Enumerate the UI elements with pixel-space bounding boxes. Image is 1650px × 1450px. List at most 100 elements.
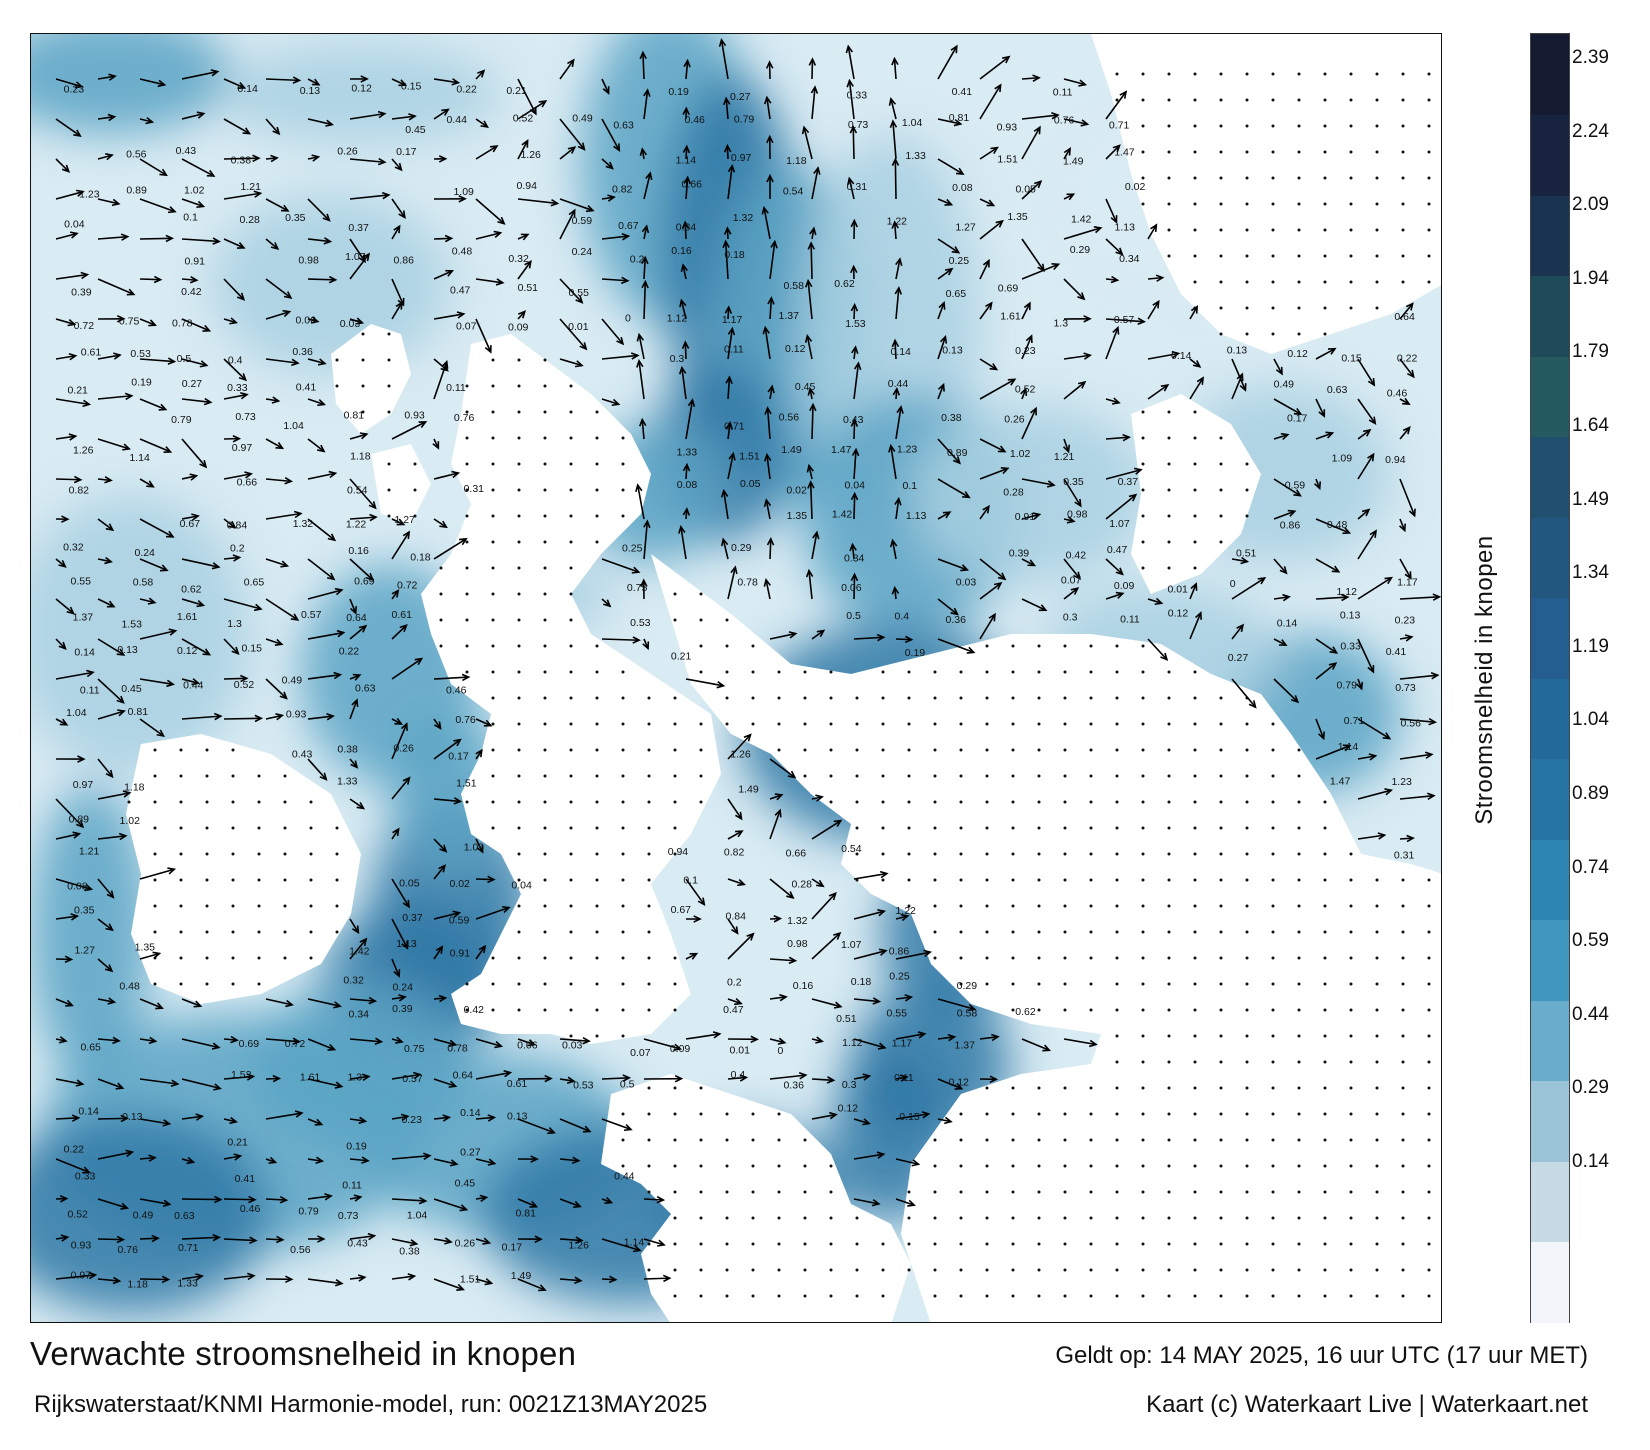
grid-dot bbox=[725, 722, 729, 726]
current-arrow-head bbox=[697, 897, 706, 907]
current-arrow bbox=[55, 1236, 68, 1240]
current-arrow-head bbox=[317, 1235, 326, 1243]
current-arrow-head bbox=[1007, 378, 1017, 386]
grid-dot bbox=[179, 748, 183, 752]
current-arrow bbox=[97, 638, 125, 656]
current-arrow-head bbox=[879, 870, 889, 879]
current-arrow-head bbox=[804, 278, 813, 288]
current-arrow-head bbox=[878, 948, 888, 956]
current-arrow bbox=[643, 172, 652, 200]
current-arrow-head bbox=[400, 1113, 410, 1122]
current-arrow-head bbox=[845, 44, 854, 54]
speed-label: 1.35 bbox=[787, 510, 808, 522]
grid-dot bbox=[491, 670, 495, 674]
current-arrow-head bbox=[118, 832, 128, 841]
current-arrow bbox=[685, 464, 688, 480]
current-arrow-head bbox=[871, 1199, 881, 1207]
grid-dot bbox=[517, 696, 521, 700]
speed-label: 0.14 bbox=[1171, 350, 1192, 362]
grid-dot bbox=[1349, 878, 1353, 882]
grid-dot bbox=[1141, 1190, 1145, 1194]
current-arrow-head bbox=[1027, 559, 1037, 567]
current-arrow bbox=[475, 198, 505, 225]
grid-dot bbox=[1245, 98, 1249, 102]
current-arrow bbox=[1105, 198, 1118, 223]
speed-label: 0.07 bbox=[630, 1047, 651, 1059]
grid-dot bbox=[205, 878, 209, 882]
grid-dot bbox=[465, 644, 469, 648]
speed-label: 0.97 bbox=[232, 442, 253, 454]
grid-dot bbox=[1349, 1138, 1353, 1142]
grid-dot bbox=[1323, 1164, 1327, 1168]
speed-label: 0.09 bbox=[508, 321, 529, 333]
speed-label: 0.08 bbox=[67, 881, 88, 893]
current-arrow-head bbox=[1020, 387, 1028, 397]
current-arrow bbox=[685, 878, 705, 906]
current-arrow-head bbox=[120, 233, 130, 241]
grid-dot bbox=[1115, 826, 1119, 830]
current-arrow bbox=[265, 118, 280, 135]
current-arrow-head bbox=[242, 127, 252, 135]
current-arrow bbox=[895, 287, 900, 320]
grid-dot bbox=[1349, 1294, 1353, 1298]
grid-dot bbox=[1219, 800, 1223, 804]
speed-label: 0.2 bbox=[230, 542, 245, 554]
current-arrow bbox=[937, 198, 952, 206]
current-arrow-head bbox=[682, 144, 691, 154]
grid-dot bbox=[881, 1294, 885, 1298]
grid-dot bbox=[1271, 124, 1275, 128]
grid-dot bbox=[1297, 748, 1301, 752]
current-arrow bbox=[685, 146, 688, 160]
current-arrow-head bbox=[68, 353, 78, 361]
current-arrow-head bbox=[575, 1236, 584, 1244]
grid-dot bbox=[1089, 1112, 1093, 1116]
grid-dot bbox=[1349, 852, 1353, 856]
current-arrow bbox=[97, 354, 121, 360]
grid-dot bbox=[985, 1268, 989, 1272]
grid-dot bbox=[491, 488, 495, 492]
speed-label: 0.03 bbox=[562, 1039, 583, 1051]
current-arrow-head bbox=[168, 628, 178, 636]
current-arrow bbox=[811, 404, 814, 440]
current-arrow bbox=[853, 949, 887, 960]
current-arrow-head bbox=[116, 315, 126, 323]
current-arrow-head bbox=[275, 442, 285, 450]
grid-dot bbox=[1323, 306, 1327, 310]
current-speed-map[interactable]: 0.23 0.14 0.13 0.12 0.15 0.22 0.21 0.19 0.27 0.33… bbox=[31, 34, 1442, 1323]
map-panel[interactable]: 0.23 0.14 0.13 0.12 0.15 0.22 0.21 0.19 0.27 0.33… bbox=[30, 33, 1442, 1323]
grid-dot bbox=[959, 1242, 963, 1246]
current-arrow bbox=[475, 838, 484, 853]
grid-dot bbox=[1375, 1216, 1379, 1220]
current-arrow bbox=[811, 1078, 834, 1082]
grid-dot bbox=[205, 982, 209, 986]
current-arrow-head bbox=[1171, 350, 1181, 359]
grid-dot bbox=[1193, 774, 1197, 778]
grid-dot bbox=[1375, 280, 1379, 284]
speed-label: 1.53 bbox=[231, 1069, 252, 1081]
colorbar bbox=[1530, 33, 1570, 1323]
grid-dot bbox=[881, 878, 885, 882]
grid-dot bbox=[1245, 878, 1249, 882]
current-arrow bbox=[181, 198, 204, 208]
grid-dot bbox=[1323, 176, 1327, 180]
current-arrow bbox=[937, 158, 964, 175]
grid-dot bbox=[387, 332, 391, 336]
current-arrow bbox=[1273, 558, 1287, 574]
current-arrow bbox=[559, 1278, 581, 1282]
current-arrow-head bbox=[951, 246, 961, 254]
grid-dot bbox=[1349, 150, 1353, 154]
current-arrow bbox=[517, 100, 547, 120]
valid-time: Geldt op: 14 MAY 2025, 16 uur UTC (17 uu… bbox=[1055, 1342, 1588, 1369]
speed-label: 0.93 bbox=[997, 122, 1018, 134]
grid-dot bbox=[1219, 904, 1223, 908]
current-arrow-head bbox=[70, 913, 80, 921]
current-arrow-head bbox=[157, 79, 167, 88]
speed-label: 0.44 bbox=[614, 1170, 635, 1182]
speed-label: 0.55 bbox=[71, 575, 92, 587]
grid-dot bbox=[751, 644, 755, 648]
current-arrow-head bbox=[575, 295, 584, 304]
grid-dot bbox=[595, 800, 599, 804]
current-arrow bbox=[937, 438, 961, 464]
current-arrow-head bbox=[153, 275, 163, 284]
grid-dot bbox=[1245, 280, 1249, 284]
:::
Aim of the exercise: Rewrite the records above with every "grid-dot" swapped for "grid-point" and nothing else changed. Leave the pictures out.

Answer to this task:
Enumerate the UI elements with pixel-space bounding boxes. Image is 1650px × 1450px. List at most 100 elements.
grid-point bbox=[725, 722, 729, 726]
current-arrow-head bbox=[697, 897, 706, 907]
current-arrow bbox=[55, 1236, 68, 1240]
current-arrow-head bbox=[317, 1235, 326, 1243]
current-arrow-head bbox=[1007, 378, 1017, 386]
grid-point bbox=[179, 748, 183, 752]
current-arrow bbox=[97, 638, 125, 656]
current-arrow-head bbox=[879, 870, 889, 879]
current-arrow-head bbox=[804, 278, 813, 288]
current-arrow-head bbox=[878, 948, 888, 956]
current-arrow bbox=[643, 172, 652, 200]
current-arrow-head bbox=[400, 1113, 410, 1122]
current-arrow-head bbox=[845, 44, 854, 54]
speed-label: 1.35 bbox=[787, 510, 808, 522]
grid-point bbox=[491, 670, 495, 674]
current-arrow-head bbox=[118, 832, 128, 841]
current-arrow bbox=[685, 464, 688, 480]
current-arrow-head bbox=[871, 1199, 881, 1207]
grid-point bbox=[517, 696, 521, 700]
speed-label: 0.14 bbox=[1171, 350, 1192, 362]
grid-point bbox=[1349, 878, 1353, 882]
grid-point bbox=[1141, 1190, 1145, 1194]
current-arrow-head bbox=[1027, 559, 1037, 567]
current-arrow bbox=[475, 198, 505, 225]
grid-point bbox=[1245, 98, 1249, 102]
current-arrow bbox=[1105, 198, 1118, 223]
speed-label: 0.07 bbox=[630, 1047, 651, 1059]
grid-point bbox=[205, 878, 209, 882]
grid-point bbox=[465, 644, 469, 648]
speed-label: 0.97 bbox=[232, 442, 253, 454]
grid-point bbox=[1349, 1138, 1353, 1142]
grid-point bbox=[1323, 1164, 1327, 1168]
speed-label: 0.09 bbox=[508, 321, 529, 333]
speed-label: 0.08 bbox=[67, 881, 88, 893]
current-arrow-head bbox=[1020, 387, 1028, 397]
current-arrow bbox=[685, 878, 705, 906]
current-arrow-head bbox=[120, 233, 130, 241]
grid-point bbox=[1115, 826, 1119, 830]
current-arrow bbox=[265, 118, 280, 135]
current-arrow-head bbox=[242, 127, 252, 135]
current-arrow bbox=[895, 287, 900, 320]
grid-point bbox=[1349, 1294, 1353, 1298]
grid-point bbox=[1219, 800, 1223, 804]
speed-label: 0.2 bbox=[230, 542, 245, 554]
current-arrow bbox=[937, 198, 952, 206]
current-arrow-head bbox=[682, 144, 691, 154]
grid-point bbox=[881, 1294, 885, 1298]
grid-point bbox=[1271, 124, 1275, 128]
grid-point bbox=[1297, 748, 1301, 752]
current-arrow bbox=[685, 146, 688, 160]
current-arrow-head bbox=[68, 353, 78, 361]
current-arrow-head bbox=[575, 1236, 584, 1244]
grid-point bbox=[1089, 1112, 1093, 1116]
grid-point bbox=[1349, 852, 1353, 856]
current-arrow bbox=[97, 354, 121, 360]
grid-point bbox=[985, 1268, 989, 1272]
grid-point bbox=[491, 488, 495, 492]
speed-label: 0.03 bbox=[562, 1039, 583, 1051]
current-arrow-head bbox=[168, 628, 178, 636]
current-arrow bbox=[811, 404, 814, 440]
current-arrow bbox=[853, 949, 887, 960]
current-arrow-head bbox=[116, 315, 126, 323]
current-arrow-head bbox=[275, 442, 285, 450]
grid-point bbox=[1323, 306, 1327, 310]
current-speed-map[interactable]: 0.23 0.14 0.13 0.12 0.15 0.22 0.21 0.19 0.27 0.33… bbox=[31, 34, 1442, 1323]
map-panel[interactable]: 0.23 0.14 0.13 0.12 0.15 0.22 0.21 0.19 0.27 0.33… bbox=[30, 33, 1442, 1323]
grid-point bbox=[959, 1242, 963, 1246]
current-arrow bbox=[475, 838, 484, 853]
grid-point bbox=[1375, 1216, 1379, 1220]
current-arrow bbox=[811, 1078, 834, 1082]
grid-point bbox=[205, 982, 209, 986]
current-arrow-head bbox=[1171, 350, 1181, 359]
grid-point bbox=[1193, 774, 1197, 778]
grid-point bbox=[1375, 280, 1379, 284]
speed-label: 1.53 bbox=[231, 1069, 252, 1081]
colorbar bbox=[1530, 33, 1570, 1323]
grid-point bbox=[881, 878, 885, 882]
grid-point bbox=[1245, 878, 1249, 882]
current-arrow bbox=[181, 198, 204, 208]
grid-point bbox=[1323, 176, 1327, 180]
current-arrow bbox=[937, 158, 964, 175]
grid-point bbox=[387, 332, 391, 336]
current-arrow bbox=[1273, 558, 1287, 574]
current-arrow bbox=[559, 1278, 581, 1282]
current-arrow-head bbox=[951, 246, 961, 254]
grid-point bbox=[1349, 150, 1353, 154]
current-arrow bbox=[517, 100, 547, 120]
valid-time: Geldt op: 14 MAY 2025, 16 uur UTC (17 uu… bbox=[1055, 1342, 1588, 1369]
speed-label: 0.93 bbox=[997, 122, 1018, 134]
grid-point bbox=[1219, 904, 1223, 908]
current-arrow-head bbox=[70, 913, 80, 921]
current-arrow-head bbox=[157, 79, 167, 88]
speed-label: 0.44 bbox=[614, 1170, 635, 1182]
speed-label: 0.55 bbox=[71, 575, 92, 587]
grid-point bbox=[751, 644, 755, 648]
current-arrow-head bbox=[575, 295, 584, 304]
grid-point bbox=[595, 800, 599, 804]
current-arrow bbox=[937, 438, 961, 464]
current-arrow-head bbox=[153, 275, 163, 284]
grid-point bbox=[1245, 280, 1249, 284]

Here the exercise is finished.